> **Data for the task**:
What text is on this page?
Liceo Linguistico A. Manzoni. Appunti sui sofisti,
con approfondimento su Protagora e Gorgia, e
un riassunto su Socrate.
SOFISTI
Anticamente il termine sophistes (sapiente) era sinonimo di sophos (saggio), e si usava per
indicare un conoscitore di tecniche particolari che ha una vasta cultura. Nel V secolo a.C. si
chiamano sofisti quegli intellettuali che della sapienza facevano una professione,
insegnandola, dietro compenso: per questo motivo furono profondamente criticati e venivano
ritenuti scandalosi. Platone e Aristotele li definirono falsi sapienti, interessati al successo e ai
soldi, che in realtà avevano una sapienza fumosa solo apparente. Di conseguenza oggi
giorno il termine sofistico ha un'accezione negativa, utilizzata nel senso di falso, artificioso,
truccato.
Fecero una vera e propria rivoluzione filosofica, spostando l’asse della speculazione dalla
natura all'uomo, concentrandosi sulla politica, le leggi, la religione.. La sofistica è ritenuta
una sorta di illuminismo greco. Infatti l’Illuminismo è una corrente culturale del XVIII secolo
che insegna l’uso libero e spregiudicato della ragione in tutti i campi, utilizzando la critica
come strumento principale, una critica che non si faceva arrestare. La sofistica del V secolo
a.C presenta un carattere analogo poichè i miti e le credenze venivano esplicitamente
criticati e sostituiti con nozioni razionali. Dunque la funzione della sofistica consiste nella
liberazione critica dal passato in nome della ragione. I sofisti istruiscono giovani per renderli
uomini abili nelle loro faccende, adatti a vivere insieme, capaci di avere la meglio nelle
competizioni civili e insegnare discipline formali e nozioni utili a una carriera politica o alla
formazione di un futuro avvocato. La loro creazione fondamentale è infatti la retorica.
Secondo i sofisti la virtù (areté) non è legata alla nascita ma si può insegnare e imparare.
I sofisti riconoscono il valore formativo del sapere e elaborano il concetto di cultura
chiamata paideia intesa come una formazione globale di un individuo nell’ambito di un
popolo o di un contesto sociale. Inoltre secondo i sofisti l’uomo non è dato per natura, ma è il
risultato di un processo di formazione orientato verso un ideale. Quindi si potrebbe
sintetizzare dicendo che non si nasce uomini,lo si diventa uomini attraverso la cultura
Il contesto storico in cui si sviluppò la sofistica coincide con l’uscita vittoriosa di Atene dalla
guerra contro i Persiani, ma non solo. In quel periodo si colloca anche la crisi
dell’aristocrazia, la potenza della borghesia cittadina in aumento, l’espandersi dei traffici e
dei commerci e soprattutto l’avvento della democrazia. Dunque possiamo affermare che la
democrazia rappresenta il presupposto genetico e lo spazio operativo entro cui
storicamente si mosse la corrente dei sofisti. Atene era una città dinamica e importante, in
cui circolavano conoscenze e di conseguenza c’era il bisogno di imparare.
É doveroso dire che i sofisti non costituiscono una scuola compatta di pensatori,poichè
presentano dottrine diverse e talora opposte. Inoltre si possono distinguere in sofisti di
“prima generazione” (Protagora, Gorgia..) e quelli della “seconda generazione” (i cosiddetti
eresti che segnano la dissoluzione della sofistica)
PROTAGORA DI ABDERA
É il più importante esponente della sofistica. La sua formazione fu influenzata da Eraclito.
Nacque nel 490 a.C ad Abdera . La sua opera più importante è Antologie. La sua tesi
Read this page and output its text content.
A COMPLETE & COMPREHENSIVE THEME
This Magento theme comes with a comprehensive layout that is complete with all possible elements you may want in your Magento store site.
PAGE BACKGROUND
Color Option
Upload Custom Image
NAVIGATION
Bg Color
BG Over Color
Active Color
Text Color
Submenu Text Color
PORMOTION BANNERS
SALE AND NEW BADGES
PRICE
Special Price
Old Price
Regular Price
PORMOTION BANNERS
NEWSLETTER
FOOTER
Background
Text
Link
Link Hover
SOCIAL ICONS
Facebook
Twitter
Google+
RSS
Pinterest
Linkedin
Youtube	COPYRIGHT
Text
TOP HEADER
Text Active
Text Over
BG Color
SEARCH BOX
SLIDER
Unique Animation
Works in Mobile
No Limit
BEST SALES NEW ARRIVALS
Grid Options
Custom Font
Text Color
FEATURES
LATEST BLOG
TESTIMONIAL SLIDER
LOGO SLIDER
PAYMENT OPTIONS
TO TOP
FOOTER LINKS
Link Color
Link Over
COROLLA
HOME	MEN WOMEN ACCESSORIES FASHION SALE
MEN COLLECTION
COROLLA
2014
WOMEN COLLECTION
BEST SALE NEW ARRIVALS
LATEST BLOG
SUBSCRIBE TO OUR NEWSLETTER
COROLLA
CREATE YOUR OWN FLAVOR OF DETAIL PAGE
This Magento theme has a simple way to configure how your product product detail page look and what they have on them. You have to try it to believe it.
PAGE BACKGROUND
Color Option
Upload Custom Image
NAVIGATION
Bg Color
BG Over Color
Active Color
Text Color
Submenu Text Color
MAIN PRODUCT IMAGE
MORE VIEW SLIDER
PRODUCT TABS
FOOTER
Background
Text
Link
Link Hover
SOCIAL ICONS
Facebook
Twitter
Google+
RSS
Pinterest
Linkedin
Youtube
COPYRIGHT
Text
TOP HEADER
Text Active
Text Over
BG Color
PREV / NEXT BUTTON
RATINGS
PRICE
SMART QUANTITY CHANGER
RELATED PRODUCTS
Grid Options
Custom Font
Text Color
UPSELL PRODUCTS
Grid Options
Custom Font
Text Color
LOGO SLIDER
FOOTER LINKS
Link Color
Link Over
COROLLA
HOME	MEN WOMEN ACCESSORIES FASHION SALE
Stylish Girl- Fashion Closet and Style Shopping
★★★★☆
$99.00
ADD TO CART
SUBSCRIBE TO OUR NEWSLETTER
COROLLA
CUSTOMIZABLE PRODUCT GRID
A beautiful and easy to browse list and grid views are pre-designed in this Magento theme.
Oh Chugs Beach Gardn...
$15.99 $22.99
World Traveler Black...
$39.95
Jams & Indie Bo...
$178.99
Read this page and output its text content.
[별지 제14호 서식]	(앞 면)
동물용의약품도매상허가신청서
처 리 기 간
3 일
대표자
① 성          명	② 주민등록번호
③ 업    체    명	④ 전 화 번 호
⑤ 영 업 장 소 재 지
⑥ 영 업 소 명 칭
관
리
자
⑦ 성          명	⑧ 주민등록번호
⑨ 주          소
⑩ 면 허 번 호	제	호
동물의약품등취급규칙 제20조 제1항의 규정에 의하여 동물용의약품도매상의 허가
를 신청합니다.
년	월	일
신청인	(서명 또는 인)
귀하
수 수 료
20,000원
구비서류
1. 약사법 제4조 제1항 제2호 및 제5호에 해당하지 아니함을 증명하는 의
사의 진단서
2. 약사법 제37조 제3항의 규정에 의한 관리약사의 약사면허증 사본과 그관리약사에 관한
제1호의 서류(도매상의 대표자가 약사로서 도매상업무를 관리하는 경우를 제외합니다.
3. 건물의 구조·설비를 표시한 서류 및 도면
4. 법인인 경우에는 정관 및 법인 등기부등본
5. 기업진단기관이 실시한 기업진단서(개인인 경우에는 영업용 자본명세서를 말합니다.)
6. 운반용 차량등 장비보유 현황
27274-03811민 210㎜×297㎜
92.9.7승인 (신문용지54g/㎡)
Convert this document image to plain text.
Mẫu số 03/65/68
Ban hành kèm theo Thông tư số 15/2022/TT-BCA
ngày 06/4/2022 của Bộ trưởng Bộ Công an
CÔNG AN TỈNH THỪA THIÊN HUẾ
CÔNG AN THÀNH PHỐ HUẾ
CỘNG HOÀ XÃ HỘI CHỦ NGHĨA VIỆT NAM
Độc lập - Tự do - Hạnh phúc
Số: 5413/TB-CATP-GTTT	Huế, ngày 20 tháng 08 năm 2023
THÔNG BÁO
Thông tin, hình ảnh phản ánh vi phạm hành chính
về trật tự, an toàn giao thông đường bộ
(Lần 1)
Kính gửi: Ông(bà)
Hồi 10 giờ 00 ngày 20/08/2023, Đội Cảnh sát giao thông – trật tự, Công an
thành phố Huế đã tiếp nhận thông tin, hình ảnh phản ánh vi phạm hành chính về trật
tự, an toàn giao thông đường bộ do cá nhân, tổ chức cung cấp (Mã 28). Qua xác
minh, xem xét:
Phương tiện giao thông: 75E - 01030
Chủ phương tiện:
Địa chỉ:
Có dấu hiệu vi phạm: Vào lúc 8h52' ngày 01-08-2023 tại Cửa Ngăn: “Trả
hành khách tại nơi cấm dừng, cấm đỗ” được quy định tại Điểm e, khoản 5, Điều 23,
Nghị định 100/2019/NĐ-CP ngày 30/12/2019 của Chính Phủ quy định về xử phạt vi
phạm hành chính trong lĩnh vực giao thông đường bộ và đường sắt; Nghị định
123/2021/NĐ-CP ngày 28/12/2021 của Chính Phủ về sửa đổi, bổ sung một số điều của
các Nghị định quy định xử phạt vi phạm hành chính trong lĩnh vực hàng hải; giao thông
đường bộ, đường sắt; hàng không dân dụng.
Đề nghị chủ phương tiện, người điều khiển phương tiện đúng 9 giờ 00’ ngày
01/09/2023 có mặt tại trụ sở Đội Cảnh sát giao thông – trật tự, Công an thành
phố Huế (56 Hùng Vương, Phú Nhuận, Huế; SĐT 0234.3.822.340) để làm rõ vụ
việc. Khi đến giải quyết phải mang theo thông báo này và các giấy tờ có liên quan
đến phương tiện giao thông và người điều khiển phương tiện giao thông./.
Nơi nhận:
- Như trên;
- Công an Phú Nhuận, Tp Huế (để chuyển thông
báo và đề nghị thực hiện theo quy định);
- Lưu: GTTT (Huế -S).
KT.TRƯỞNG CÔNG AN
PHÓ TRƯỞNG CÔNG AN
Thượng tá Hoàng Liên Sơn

> **Problem requirements**: State how many lines of the listing include "đường", and nothing more.

> **Result of the task**: 4